Your instructions: Find the lines that hold "title". Report only how many there are.

______

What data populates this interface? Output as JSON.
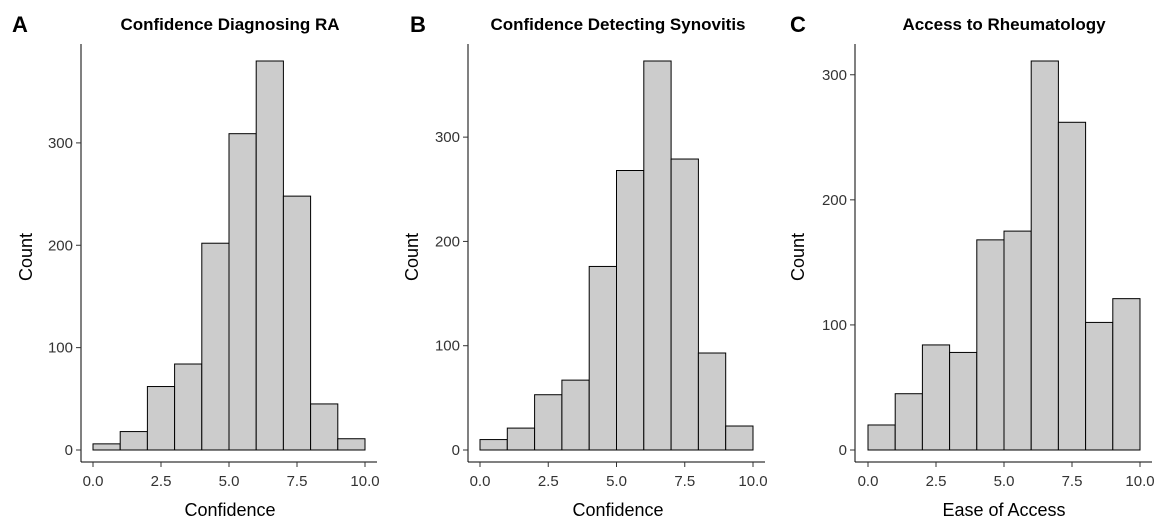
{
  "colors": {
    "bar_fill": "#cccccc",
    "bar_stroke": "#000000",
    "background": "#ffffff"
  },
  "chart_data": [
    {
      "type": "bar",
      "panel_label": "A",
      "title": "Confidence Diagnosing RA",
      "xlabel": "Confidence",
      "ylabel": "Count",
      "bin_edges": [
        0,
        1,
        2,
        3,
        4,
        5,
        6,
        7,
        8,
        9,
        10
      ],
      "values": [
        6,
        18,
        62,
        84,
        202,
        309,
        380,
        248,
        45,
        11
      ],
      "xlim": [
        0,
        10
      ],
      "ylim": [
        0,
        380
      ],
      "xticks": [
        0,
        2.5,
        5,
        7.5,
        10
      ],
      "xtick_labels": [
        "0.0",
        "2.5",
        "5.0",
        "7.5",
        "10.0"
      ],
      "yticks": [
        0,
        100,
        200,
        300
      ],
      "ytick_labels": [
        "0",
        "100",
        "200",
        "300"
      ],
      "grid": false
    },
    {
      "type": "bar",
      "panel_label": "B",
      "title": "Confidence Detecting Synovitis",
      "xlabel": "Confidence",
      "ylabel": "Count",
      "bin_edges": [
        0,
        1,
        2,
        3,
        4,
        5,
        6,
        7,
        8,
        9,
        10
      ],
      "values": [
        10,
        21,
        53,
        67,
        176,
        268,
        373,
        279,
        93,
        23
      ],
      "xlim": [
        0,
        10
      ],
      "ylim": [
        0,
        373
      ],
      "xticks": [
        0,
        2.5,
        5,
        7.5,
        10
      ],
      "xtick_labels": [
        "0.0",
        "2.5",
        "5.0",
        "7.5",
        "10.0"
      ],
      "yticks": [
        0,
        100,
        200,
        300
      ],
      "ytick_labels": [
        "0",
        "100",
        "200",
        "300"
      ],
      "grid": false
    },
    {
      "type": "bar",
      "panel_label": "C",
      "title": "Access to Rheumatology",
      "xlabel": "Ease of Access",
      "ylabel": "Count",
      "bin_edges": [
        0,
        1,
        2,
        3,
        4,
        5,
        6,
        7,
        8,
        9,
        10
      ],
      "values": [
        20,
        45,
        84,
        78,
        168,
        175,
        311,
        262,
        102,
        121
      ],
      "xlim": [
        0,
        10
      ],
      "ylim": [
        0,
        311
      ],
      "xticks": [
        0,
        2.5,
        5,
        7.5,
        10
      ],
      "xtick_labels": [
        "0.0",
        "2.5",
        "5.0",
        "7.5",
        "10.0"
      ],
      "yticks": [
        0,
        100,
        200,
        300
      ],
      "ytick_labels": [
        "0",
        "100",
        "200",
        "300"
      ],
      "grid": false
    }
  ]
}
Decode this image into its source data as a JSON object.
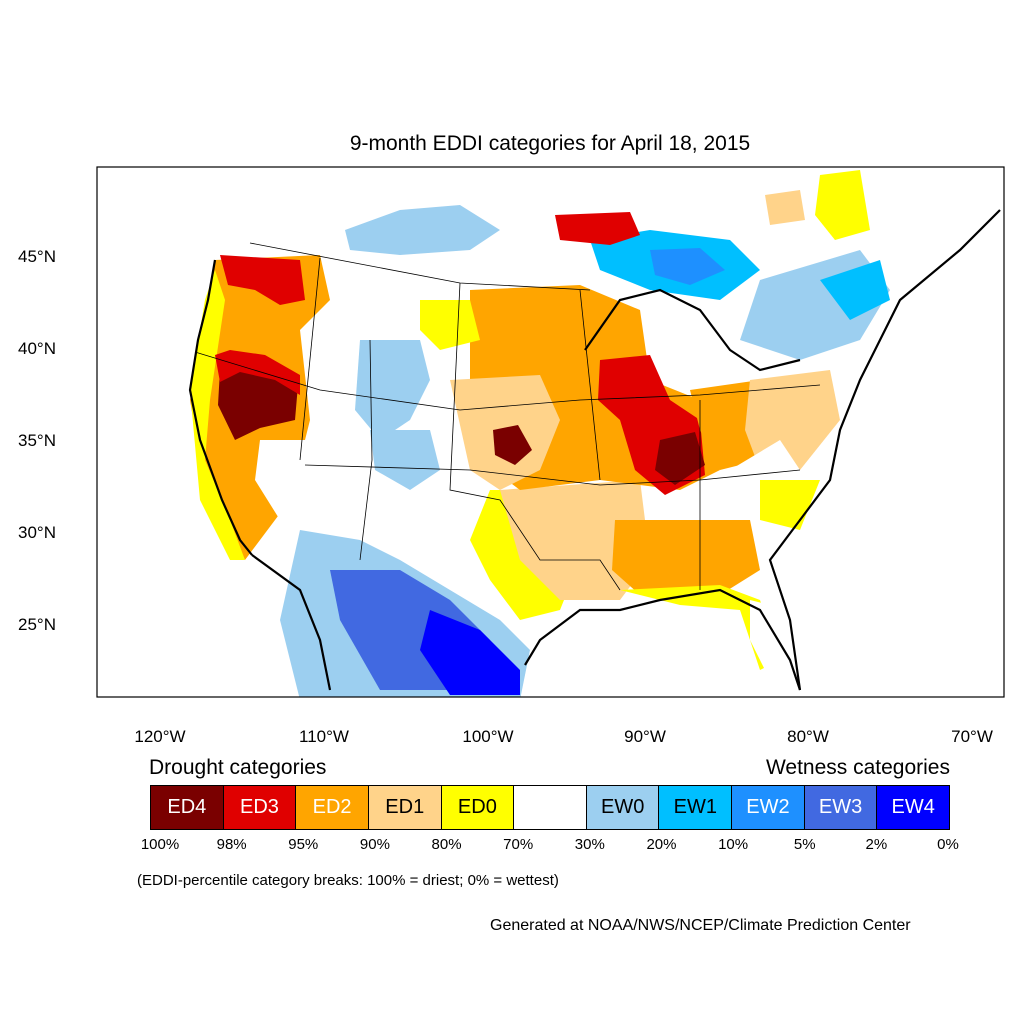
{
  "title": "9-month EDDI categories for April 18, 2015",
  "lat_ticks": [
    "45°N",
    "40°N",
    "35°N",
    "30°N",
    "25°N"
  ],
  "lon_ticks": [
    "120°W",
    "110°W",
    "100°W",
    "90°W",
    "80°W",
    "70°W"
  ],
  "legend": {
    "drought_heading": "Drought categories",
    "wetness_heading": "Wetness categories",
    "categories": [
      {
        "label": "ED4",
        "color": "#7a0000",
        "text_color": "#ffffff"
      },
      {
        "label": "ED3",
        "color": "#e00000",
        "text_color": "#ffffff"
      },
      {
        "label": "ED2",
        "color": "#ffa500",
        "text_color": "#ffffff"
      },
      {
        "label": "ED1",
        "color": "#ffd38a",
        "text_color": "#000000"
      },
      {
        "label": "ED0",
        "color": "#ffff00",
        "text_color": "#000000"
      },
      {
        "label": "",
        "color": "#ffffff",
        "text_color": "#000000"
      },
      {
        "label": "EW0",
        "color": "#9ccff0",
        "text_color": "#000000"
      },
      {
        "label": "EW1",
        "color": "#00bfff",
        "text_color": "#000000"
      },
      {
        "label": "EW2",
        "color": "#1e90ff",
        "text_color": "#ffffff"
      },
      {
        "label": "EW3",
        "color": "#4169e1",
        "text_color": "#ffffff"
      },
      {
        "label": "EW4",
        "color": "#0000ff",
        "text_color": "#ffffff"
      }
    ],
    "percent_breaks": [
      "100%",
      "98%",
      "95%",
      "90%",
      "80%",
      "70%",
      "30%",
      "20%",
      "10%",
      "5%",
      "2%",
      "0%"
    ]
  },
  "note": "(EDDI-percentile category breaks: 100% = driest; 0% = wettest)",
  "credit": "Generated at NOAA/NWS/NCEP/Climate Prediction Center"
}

______

Exercise result: 4